START
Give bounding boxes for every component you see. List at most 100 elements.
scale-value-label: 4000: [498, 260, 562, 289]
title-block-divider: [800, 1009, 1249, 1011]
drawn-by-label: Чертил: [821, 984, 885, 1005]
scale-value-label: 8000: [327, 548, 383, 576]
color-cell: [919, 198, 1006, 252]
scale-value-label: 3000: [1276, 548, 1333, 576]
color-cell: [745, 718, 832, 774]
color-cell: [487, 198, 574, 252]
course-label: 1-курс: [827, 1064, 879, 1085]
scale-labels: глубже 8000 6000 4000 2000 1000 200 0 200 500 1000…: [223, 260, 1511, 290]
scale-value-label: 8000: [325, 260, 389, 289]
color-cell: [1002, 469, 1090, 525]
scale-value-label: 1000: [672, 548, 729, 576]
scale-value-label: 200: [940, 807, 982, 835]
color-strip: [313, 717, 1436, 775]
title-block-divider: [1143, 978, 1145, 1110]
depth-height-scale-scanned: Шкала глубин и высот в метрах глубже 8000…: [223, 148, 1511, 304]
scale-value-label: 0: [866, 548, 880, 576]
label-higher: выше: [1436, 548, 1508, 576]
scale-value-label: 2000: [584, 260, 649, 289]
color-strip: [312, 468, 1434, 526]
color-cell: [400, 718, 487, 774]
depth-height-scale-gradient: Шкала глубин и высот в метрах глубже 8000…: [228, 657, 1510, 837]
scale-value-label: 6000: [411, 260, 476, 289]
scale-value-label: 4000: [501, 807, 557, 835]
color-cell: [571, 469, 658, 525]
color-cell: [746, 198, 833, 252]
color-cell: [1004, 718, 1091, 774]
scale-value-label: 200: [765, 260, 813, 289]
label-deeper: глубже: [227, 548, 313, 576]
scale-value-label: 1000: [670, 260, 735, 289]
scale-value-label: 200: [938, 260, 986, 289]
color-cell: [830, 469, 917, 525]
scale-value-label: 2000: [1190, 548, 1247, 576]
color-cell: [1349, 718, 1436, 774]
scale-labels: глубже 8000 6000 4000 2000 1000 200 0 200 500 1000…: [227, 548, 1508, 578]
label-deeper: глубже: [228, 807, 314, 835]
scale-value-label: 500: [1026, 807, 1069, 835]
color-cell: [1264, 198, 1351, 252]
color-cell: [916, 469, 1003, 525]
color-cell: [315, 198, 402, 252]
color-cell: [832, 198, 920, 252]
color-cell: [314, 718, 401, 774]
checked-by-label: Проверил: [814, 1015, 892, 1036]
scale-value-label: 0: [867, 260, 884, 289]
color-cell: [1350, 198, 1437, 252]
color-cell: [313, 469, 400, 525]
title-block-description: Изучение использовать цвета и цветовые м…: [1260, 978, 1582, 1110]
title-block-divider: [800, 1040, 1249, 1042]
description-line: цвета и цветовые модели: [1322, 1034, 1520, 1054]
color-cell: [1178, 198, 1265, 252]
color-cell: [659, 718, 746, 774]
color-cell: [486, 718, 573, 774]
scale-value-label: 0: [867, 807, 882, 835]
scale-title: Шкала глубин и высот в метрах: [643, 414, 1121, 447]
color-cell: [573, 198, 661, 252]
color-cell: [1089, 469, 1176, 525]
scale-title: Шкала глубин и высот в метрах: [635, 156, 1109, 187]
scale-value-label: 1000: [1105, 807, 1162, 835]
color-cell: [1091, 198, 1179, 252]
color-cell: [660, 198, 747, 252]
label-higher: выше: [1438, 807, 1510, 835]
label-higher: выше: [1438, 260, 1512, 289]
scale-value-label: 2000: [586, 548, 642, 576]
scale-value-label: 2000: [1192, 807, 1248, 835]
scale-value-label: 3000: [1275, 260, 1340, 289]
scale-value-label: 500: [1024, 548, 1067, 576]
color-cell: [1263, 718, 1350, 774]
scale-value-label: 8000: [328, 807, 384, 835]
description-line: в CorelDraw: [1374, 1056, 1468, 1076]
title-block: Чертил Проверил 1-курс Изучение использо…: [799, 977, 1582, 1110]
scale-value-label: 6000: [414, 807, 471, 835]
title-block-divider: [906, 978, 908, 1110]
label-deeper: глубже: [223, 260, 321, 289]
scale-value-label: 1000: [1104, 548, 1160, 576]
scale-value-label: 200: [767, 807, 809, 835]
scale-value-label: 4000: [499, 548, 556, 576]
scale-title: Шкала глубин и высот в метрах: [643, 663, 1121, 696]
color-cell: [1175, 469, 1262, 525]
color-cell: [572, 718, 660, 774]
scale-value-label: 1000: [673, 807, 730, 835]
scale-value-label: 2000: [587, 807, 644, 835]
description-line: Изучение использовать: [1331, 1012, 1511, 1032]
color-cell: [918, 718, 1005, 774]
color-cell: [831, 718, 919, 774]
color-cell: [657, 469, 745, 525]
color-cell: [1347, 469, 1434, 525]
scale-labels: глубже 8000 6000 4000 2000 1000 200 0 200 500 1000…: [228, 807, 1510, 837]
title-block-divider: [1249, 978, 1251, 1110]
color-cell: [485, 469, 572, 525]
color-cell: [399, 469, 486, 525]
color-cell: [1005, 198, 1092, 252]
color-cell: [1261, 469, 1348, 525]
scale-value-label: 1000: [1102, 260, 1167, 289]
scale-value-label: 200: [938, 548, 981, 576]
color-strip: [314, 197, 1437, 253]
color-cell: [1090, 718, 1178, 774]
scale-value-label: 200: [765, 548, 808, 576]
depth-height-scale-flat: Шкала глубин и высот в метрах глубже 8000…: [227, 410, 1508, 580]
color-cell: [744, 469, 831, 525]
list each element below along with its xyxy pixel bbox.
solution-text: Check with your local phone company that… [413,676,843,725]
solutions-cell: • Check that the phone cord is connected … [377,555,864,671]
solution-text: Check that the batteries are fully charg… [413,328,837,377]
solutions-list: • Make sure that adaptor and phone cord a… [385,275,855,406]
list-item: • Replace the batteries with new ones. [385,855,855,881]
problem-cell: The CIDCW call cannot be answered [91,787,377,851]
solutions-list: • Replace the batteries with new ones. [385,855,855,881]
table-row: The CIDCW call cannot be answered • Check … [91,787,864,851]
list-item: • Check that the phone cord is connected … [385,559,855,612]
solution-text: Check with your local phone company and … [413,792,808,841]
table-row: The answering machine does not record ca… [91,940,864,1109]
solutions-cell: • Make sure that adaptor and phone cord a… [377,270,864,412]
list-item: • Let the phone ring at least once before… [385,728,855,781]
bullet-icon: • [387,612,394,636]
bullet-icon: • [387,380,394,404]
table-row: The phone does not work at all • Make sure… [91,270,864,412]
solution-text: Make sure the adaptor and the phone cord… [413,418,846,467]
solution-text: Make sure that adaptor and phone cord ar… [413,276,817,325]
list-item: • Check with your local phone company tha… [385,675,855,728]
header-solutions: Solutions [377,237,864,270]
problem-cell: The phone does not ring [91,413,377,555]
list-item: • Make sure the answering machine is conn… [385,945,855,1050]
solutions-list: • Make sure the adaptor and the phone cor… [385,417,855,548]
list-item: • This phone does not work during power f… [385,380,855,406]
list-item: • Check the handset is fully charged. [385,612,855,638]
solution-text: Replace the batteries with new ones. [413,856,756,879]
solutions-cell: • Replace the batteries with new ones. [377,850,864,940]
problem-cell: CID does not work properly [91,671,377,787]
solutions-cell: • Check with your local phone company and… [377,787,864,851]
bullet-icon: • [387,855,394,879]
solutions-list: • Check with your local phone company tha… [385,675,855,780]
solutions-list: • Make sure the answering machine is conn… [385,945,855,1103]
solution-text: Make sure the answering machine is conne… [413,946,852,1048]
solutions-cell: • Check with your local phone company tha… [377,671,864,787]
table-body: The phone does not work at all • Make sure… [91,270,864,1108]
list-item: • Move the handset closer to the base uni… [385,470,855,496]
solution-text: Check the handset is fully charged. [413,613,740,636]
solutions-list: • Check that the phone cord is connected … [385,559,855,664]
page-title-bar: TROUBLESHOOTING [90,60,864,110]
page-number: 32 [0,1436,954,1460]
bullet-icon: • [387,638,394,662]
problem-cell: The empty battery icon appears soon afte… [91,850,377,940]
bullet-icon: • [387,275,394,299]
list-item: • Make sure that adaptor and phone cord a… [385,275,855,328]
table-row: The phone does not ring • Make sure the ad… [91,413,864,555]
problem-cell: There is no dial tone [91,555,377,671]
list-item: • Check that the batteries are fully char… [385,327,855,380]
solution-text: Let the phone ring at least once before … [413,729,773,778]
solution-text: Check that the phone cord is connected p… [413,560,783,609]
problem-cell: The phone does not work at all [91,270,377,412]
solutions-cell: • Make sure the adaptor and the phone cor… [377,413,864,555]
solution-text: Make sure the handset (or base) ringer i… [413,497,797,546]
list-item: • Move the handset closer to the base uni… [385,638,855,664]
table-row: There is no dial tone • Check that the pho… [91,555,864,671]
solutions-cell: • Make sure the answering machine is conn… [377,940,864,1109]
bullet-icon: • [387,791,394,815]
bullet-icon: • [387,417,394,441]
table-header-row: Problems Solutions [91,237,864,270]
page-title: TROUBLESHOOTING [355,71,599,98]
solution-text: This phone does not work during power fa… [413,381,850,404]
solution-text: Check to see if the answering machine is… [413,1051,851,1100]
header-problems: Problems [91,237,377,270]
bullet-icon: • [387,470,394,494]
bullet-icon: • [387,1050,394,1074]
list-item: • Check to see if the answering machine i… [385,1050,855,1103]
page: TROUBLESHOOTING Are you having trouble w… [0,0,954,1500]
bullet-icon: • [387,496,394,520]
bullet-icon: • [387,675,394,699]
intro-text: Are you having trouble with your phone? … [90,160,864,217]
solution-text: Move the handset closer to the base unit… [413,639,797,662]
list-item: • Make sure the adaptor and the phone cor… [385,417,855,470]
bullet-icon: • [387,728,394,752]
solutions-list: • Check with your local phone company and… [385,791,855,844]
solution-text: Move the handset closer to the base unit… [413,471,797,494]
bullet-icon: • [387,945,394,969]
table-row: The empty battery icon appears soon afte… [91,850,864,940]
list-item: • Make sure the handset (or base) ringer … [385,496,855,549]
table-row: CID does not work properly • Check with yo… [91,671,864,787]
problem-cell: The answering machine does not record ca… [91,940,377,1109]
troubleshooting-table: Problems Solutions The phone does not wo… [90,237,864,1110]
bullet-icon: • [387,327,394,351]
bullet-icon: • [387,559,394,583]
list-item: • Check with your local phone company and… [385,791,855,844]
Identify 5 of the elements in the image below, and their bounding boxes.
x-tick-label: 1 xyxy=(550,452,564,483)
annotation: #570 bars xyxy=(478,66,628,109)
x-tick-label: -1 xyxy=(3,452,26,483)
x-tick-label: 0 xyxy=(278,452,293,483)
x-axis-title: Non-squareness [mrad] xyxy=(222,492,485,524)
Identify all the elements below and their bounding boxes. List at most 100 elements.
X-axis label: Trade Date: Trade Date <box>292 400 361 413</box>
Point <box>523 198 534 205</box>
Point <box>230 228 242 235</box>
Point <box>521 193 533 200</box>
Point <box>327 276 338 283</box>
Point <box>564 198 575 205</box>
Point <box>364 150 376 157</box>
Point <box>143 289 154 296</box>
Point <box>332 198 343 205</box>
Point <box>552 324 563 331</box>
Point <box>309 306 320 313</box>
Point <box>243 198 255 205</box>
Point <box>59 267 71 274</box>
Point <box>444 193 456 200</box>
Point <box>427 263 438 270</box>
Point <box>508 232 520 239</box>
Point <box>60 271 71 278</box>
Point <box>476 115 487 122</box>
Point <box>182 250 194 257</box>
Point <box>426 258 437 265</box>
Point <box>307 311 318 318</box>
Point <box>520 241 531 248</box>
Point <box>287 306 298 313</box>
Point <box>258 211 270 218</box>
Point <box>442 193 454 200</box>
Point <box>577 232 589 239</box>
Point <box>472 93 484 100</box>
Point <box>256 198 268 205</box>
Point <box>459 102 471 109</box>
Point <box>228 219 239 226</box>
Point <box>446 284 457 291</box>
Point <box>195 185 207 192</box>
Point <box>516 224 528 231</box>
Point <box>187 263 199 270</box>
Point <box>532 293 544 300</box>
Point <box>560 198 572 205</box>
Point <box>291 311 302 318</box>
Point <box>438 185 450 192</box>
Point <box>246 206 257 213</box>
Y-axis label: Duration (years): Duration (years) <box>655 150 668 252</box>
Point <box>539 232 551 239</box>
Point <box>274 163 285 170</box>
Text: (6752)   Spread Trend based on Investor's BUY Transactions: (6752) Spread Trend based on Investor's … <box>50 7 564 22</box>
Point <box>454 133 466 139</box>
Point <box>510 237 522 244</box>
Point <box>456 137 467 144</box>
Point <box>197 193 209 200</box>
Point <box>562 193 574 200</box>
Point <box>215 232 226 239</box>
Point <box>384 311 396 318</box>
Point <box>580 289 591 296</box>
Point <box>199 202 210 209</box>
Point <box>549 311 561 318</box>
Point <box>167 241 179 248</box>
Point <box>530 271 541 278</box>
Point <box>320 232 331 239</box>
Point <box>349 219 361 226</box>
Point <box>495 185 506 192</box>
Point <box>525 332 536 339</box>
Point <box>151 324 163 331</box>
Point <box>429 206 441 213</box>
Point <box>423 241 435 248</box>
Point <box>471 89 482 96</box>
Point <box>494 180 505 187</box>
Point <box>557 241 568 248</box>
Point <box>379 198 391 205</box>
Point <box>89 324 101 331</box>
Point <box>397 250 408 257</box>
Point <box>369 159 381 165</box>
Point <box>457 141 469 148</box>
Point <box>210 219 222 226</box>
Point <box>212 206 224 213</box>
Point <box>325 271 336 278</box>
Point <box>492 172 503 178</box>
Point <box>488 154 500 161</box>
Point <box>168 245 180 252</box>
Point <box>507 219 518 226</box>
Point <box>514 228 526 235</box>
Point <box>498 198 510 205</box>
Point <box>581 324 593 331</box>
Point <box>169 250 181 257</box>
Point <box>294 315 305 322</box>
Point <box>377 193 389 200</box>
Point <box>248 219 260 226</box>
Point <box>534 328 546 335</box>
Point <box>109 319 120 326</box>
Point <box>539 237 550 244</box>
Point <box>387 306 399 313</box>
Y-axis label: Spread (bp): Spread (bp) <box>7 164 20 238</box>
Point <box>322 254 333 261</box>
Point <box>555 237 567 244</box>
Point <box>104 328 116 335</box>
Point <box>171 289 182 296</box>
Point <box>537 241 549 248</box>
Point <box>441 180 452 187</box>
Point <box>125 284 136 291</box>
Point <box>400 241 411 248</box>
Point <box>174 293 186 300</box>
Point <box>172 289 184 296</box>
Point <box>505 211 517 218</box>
END
DIRECTION: Find every line in the records above that contains the word "their" and copy each of those lines.

EXERCISE ANSWER:
Identify 5 of the elements in the image below, and their bounding boxes.
Identify all the elements below and their bounding boxes. List at most 100 elements.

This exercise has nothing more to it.